● **LISTED RECORDS**:
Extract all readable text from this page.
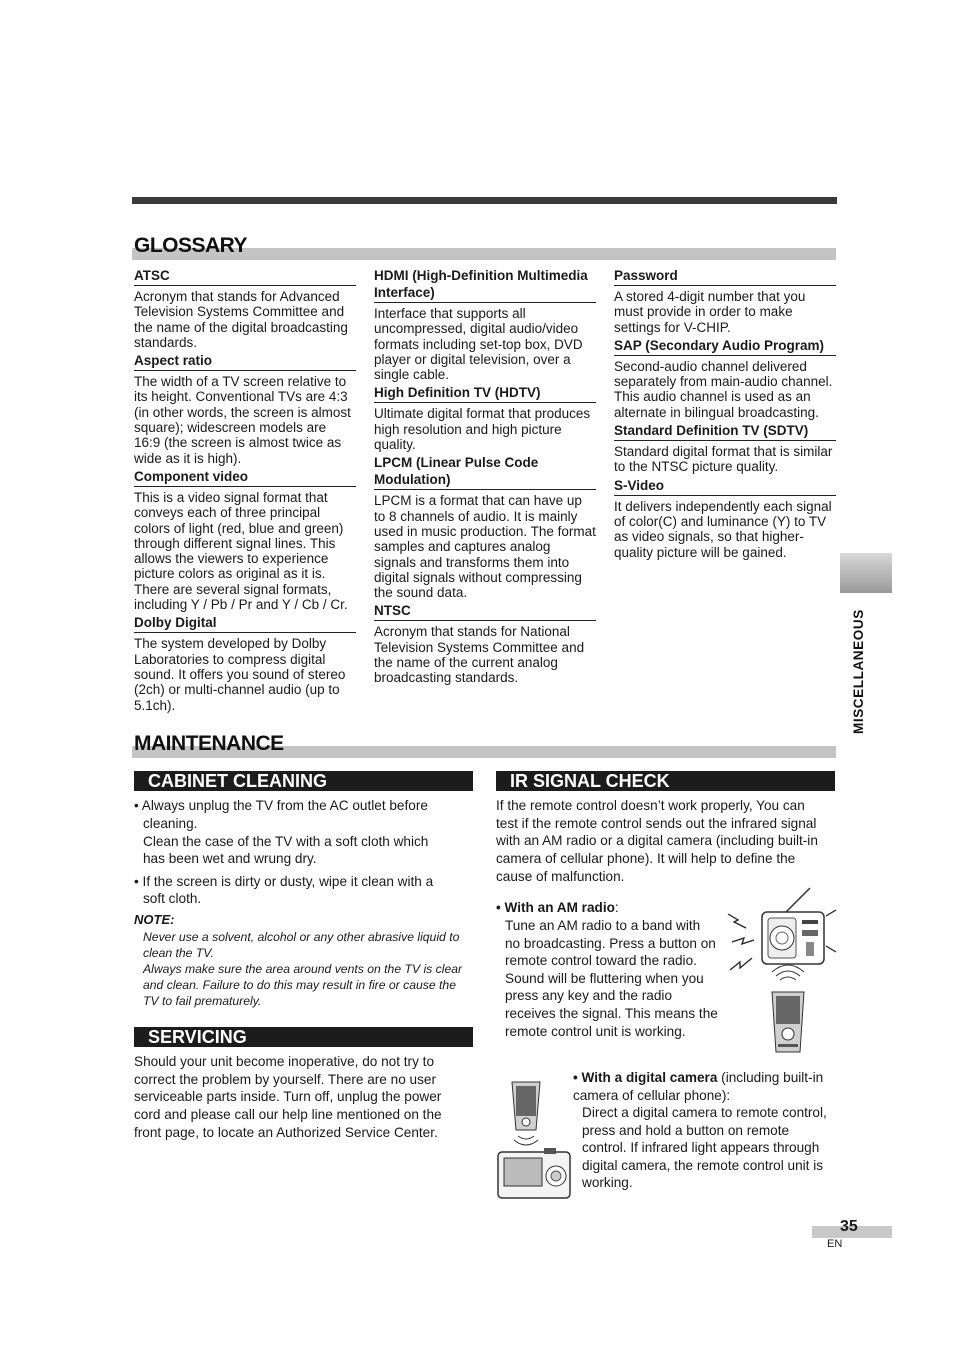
GLOSSARY
ATSC

Acronym that stands for Advanced Television Systems Committee and the name of the digital broadcasting standards.

Aspect ratio

The width of a TV screen relative to its height. Conventional TVs are 4:3 (in other words, the screen is almost square); widescreen models are 16:9 (the screen is almost twice as wide as it is high).

Component video

This is a video signal format that conveys each of three principal colors of light (red, blue and green) through different signal lines. This allows the viewers to experience picture colors as original as it is. There are several signal formats, including Y / Pb / Pr and Y / Cb / Cr.

Dolby Digital

The system developed by Dolby Laboratories to compress digital sound. It offers you sound of stereo (2ch) or multi-channel audio (up to 5.1ch).

HDMI (High-Definition Multimedia Interface)

Interface that supports all uncompressed, digital audio/video formats including set-top box, DVD player or digital television, over a single cable.

High Definition TV (HDTV)

Ultimate digital format that produces high resolution and high picture quality.

LPCM (Linear Pulse Code Modulation)

LPCM is a format that can have up to 8 channels of audio. It is mainly used in music production. The format samples and captures analog signals and transforms them into digital signals without compressing the sound data.

NTSC

Acronym that stands for National Television Systems Committee and the name of the current analog broadcasting standards.

Password

A stored 4-digit number that you must provide in order to make settings for V-CHIP.

SAP (Secondary Audio Program)

Second-audio channel delivered separately from main-audio channel. This audio channel is used as an alternate in bilingual broadcasting.

Standard Definition TV (SDTV)

Standard digital format that is similar to the NTSC picture quality.

S-Video

It delivers independently each signal of color(C) and luminance (Y) to TV as video signals, so that higher-quality picture will be gained.

MISCELLANEOUS
MAINTENANCE
CABINET CLEANING
• Always unplug the TV from the AC outlet before
cleaning.
Clean the case of the TV with a soft cloth which
has been wet and wrung dry.
• If the screen is dirty or dusty, wipe it clean with a
soft cloth.
NOTE:
Never use a solvent, alcohol or any other abrasive liquid to clean the TV.
Always make sure the area around vents on the TV is clear and clean. Failure to do this may result in fire or cause the TV to fail prematurely.
SERVICING
Should your unit become inoperative, do not try to correct the problem by yourself. There are no user serviceable parts inside. Turn off, unplug the power cord and please call our help line mentioned on the front page, to locate an Authorized Service Center.
IR SIGNAL CHECK
If the remote control doesn’t work properly, You can test if the remote control sends out the infrared signal with an AM radio or a digital camera (including built-in camera of cellular phone). It will help to define the cause of malfunction.
• With an AM radio:
Tune an AM radio to a band with no broadcasting. Press a button on remote control toward the radio. Sound will be fluttering when you press any key and the radio receives the signal. This means the remote control unit is working.
• With a digital camera (including built-in camera of cellular phone):
Direct a digital camera to remote control, press and hold a button on remote control. If infrared light appears through digital camera, the remote control unit is working.
35
EN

● **REQUIRED WORK**: Reproduce the material word for word, minus the images.

● **SOLUTION FOR THIS PROBLEM**:
Extract all readable text from this page.
GLOSSARY
ATSC

Acronym that stands for Advanced Television Systems Committee and the name of the digital broadcasting standards.

Aspect ratio

The width of a TV screen relative to its height. Conventional TVs are 4:3 (in other words, the screen is almost square); widescreen models are 16:9 (the screen is almost twice as wide as it is high).

Component video

This is a video signal format that conveys each of three principal colors of light (red, blue and green) through different signal lines. This allows the viewers to experience picture colors as original as it is. There are several signal formats, including Y / Pb / Pr and Y / Cb / Cr.

Dolby Digital

The system developed by Dolby Laboratories to compress digital sound. It offers you sound of stereo (2ch) or multi-channel audio (up to 5.1ch).

HDMI (High-Definition Multimedia Interface)

Interface that supports all uncompressed, digital audio/video formats including set-top box, DVD player or digital television, over a single cable.

High Definition TV (HDTV)

Ultimate digital format that produces high resolution and high picture quality.

LPCM (Linear Pulse Code Modulation)

LPCM is a format that can have up to 8 channels of audio. It is mainly used in music production. The format samples and captures analog signals and transforms them into digital signals without compressing the sound data.

NTSC

Acronym that stands for National Television Systems Committee and the name of the current analog broadcasting standards.

Password

A stored 4-digit number that you must provide in order to make settings for V-CHIP.

SAP (Secondary Audio Program)

Second-audio channel delivered separately from main-audio channel. This audio channel is used as an alternate in bilingual broadcasting.

Standard Definition TV (SDTV)

Standard digital format that is similar to the NTSC picture quality.

S-Video

It delivers independently each signal of color(C) and luminance (Y) to TV as video signals, so that higher-quality picture will be gained.

MISCELLANEOUS
MAINTENANCE
CABINET CLEANING
• Always unplug the TV from the AC outlet before
cleaning.
Clean the case of the TV with a soft cloth which
has been wet and wrung dry.
• If the screen is dirty or dusty, wipe it clean with a
soft cloth.
NOTE:
Never use a solvent, alcohol or any other abrasive liquid to clean the TV.
Always make sure the area around vents on the TV is clear and clean. Failure to do this may result in fire or cause the TV to fail prematurely.
SERVICING
Should your unit become inoperative, do not try to correct the problem by yourself. There are no user serviceable parts inside. Turn off, unplug the power cord and please call our help line mentioned on the front page, to locate an Authorized Service Center.
IR SIGNAL CHECK
If the remote control doesn’t work properly, You can test if the remote control sends out the infrared signal with an AM radio or a digital camera (including built-in camera of cellular phone). It will help to define the cause of malfunction.
• With an AM radio:
Tune an AM radio to a band with no broadcasting. Press a button on remote control toward the radio. Sound will be fluttering when you press any key and the radio receives the signal. This means the remote control unit is working.
• With a digital camera (including built-in camera of cellular phone):
Direct a digital camera to remote control, press and hold a button on remote control. If infrared light appears through digital camera, the remote control unit is working.
35
EN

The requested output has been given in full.